◆ Work required ◆
Could you extract every entry below and reproduce it exactly?

Extracted data entries:
★ ★ ★
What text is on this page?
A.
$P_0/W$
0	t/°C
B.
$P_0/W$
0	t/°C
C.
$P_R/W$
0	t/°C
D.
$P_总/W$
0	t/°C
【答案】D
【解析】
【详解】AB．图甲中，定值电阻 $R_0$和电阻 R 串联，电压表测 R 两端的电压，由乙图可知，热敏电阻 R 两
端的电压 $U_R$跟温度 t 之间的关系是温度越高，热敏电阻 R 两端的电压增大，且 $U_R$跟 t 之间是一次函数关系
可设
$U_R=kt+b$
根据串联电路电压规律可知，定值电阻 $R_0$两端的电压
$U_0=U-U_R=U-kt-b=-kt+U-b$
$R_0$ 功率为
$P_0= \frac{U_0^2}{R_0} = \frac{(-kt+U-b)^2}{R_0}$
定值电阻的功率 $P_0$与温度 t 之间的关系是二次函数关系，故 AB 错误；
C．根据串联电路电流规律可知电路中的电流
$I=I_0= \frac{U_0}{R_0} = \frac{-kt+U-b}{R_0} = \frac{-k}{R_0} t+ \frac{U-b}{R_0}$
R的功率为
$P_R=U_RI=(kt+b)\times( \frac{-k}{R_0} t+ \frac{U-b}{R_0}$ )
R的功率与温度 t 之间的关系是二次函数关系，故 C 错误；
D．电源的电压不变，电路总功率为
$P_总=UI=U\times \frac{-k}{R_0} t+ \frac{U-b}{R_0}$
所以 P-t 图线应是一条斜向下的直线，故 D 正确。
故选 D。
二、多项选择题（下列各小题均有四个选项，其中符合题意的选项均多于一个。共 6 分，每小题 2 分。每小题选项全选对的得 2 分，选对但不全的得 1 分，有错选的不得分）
★ ★ ★
◆ Correct result ◆
What text is on this page?
A.
$P_0/W$
0	t/°C
B.
$P_0/W$
0	t/°C
C.
$P_R/W$
0	t/°C
D.
$P_总/W$
0	t/°C
【答案】D
【解析】
【详解】AB．图甲中，定值电阻 $R_0$和电阻 R 串联，电压表测 R 两端的电压，由乙图可知，热敏电阻 R 两
端的电压 $U_R$跟温度 t 之间的关系是温度越高，热敏电阻 R 两端的电压增大，且 $U_R$跟 t 之间是一次函数关系
可设
$U_R=kt+b$
根据串联电路电压规律可知，定值电阻 $R_0$两端的电压
$U_0=U-U_R=U-kt-b=-kt+U-b$
$R_0$ 功率为
$P_0= \frac{U_0^2}{R_0} = \frac{(-kt+U-b)^2}{R_0}$
定值电阻的功率 $P_0$与温度 t 之间的关系是二次函数关系，故 AB 错误；
C．根据串联电路电流规律可知电路中的电流
$I=I_0= \frac{U_0}{R_0} = \frac{-kt+U-b}{R_0} = \frac{-k}{R_0} t+ \frac{U-b}{R_0}$
R的功率为
$P_R=U_RI=(kt+b)\times( \frac{-k}{R_0} t+ \frac{U-b}{R_0}$ )
R的功率与温度 t 之间的关系是二次函数关系，故 C 错误；
D．电源的电压不变，电路总功率为
$P_总=UI=U\times \frac{-k}{R_0} t+ \frac{U-b}{R_0}$
所以 P-t 图线应是一条斜向下的直线，故 D 正确。
故选 D。
二、多项选择题（下列各小题均有四个选项，其中符合题意的选项均多于一个。共 6 分，每小题 2 分。每小题选项全选对的得 2 分，选对但不全的得 1 分，有错选的不得分）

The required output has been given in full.